>> start MATERIAL TO PROCESS

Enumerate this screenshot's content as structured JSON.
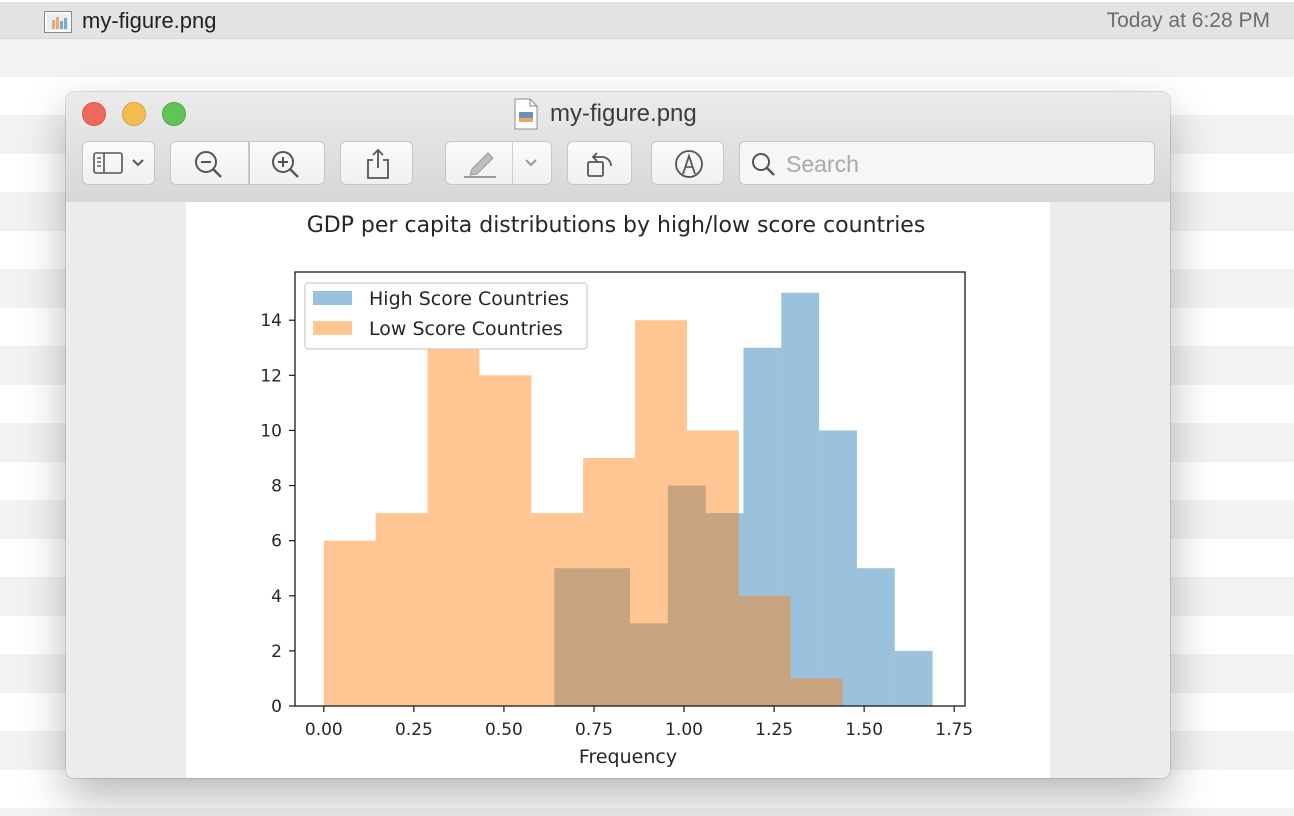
{
  "finder_bar": {
    "file_name": "my-figure.png",
    "timestamp": "Today at 6:28 PM"
  },
  "window": {
    "title": "my-figure.png",
    "toolbar": {
      "sidebar_icon": "sidebar-icon",
      "zoom_out_icon": "zoom-out-icon",
      "zoom_in_icon": "zoom-in-icon",
      "share_icon": "share-icon",
      "markup_icon": "highlighter-icon",
      "rotate_icon": "rotate-left-icon",
      "annotate_icon": "markup-pen-icon",
      "search_placeholder": "Search"
    }
  },
  "chart_data": {
    "type": "histogram",
    "title": "GDP per capita distributions by high/low score countries",
    "xlabel": "Frequency",
    "ylabel": "",
    "xlim": [
      -0.08,
      1.78
    ],
    "ylim": [
      0,
      15.75
    ],
    "xticks": [
      0.0,
      0.25,
      0.5,
      0.75,
      1.0,
      1.25,
      1.5,
      1.75
    ],
    "xtick_labels": [
      "0.00",
      "0.25",
      "0.50",
      "0.75",
      "1.00",
      "1.25",
      "1.50",
      "1.75"
    ],
    "yticks": [
      0,
      2,
      4,
      6,
      8,
      10,
      12,
      14
    ],
    "ytick_labels": [
      "0",
      "2",
      "4",
      "6",
      "8",
      "10",
      "12",
      "14"
    ],
    "grid": false,
    "legend_position": "upper-left",
    "series": [
      {
        "name": "High Score Countries",
        "color": "#1f77b4",
        "opacity": 0.45,
        "bin_edges": [
          0.64,
          0.745,
          0.85,
          0.955,
          1.06,
          1.165,
          1.27,
          1.375,
          1.48,
          1.585,
          1.69
        ],
        "counts": [
          5,
          5,
          3,
          8,
          7,
          13,
          15,
          10,
          5,
          2
        ]
      },
      {
        "name": "Low Score Countries",
        "color": "#ff7f0e",
        "opacity": 0.45,
        "bin_edges": [
          0.0,
          0.144,
          0.288,
          0.432,
          0.576,
          0.72,
          0.864,
          1.008,
          1.152,
          1.296,
          1.44
        ],
        "counts": [
          6,
          7,
          13,
          12,
          7,
          9,
          14,
          10,
          4,
          1
        ]
      }
    ]
  }
}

>> end MATERIAL TO PROCESS

> _JOB_
Word for word, quote the full listing, omitting every picture.

> _FINISHED EXERCISE_
Enumerate this screenshot's content as structured JSON.
{
  "finder_bar": {
    "file_name": "my-figure.png",
    "timestamp": "Today at 6:28 PM"
  },
  "window": {
    "title": "my-figure.png",
    "toolbar": {
      "sidebar_icon": "sidebar-icon",
      "zoom_out_icon": "zoom-out-icon",
      "zoom_in_icon": "zoom-in-icon",
      "share_icon": "share-icon",
      "markup_icon": "highlighter-icon",
      "rotate_icon": "rotate-left-icon",
      "annotate_icon": "markup-pen-icon",
      "search_placeholder": "Search"
    }
  },
  "chart_data": {
    "type": "histogram",
    "title": "GDP per capita distributions by high/low score countries",
    "xlabel": "Frequency",
    "ylabel": "",
    "xlim": [
      -0.08,
      1.78
    ],
    "ylim": [
      0,
      15.75
    ],
    "xticks": [
      0.0,
      0.25,
      0.5,
      0.75,
      1.0,
      1.25,
      1.5,
      1.75
    ],
    "xtick_labels": [
      "0.00",
      "0.25",
      "0.50",
      "0.75",
      "1.00",
      "1.25",
      "1.50",
      "1.75"
    ],
    "yticks": [
      0,
      2,
      4,
      6,
      8,
      10,
      12,
      14
    ],
    "ytick_labels": [
      "0",
      "2",
      "4",
      "6",
      "8",
      "10",
      "12",
      "14"
    ],
    "grid": false,
    "legend_position": "upper-left",
    "series": [
      {
        "name": "High Score Countries",
        "color": "#1f77b4",
        "opacity": 0.45,
        "bin_edges": [
          0.64,
          0.745,
          0.85,
          0.955,
          1.06,
          1.165,
          1.27,
          1.375,
          1.48,
          1.585,
          1.69
        ],
        "counts": [
          5,
          5,
          3,
          8,
          7,
          13,
          15,
          10,
          5,
          2
        ]
      },
      {
        "name": "Low Score Countries",
        "color": "#ff7f0e",
        "opacity": 0.45,
        "bin_edges": [
          0.0,
          0.144,
          0.288,
          0.432,
          0.576,
          0.72,
          0.864,
          1.008,
          1.152,
          1.296,
          1.44
        ],
        "counts": [
          6,
          7,
          13,
          12,
          7,
          9,
          14,
          10,
          4,
          1
        ]
      }
    ]
  }
}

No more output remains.